## EXERCISE DIRECTIONS:
Copy the data word for word, keeping every line.

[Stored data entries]
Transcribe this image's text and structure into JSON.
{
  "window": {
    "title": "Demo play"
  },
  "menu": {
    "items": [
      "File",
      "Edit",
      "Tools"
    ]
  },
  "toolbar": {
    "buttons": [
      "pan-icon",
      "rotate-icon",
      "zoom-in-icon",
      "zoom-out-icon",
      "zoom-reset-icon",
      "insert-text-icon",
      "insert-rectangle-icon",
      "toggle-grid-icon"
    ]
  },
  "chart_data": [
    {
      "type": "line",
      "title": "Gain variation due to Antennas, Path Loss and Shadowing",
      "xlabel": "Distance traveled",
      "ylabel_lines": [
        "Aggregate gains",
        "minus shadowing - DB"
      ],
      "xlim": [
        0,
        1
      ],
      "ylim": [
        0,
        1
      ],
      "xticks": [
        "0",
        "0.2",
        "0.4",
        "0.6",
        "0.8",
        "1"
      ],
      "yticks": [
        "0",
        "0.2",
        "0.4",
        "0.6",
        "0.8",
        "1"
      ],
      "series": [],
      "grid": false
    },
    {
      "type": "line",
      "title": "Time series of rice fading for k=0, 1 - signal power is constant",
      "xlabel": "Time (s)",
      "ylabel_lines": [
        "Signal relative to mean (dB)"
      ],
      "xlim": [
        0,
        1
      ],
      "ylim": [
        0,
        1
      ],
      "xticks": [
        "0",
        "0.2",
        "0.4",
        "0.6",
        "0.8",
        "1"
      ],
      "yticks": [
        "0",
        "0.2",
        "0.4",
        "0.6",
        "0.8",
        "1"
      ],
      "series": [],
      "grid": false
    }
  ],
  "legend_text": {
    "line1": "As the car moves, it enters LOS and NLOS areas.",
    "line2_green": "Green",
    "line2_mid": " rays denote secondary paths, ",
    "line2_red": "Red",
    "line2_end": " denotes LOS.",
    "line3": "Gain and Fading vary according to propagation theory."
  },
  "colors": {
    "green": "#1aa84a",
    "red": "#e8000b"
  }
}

## RESPONSE TO THIS TASK:
Transcribe this image's text and structure into JSON.
{
  "window": {
    "title": "Demo play"
  },
  "menu": {
    "items": [
      "File",
      "Edit",
      "Tools"
    ]
  },
  "toolbar": {
    "buttons": [
      "pan-icon",
      "rotate-icon",
      "zoom-in-icon",
      "zoom-out-icon",
      "zoom-reset-icon",
      "insert-text-icon",
      "insert-rectangle-icon",
      "toggle-grid-icon"
    ]
  },
  "chart_data": [
    {
      "type": "line",
      "title": "Gain variation due to Antennas, Path Loss and Shadowing",
      "xlabel": "Distance traveled",
      "ylabel_lines": [
        "Aggregate gains",
        "minus shadowing - DB"
      ],
      "xlim": [
        0,
        1
      ],
      "ylim": [
        0,
        1
      ],
      "xticks": [
        "0",
        "0.2",
        "0.4",
        "0.6",
        "0.8",
        "1"
      ],
      "yticks": [
        "0",
        "0.2",
        "0.4",
        "0.6",
        "0.8",
        "1"
      ],
      "series": [],
      "grid": false
    },
    {
      "type": "line",
      "title": "Time series of rice fading for k=0, 1 - signal power is constant",
      "xlabel": "Time (s)",
      "ylabel_lines": [
        "Signal relative to mean (dB)"
      ],
      "xlim": [
        0,
        1
      ],
      "ylim": [
        0,
        1
      ],
      "xticks": [
        "0",
        "0.2",
        "0.4",
        "0.6",
        "0.8",
        "1"
      ],
      "yticks": [
        "0",
        "0.2",
        "0.4",
        "0.6",
        "0.8",
        "1"
      ],
      "series": [],
      "grid": false
    }
  ],
  "legend_text": {
    "line1": "As the car moves, it enters LOS and NLOS areas.",
    "line2_green": "Green",
    "line2_mid": " rays denote secondary paths, ",
    "line2_red": "Red",
    "line2_end": " denotes LOS.",
    "line3": "Gain and Fading vary according to propagation theory."
  },
  "colors": {
    "green": "#1aa84a",
    "red": "#e8000b"
  }
}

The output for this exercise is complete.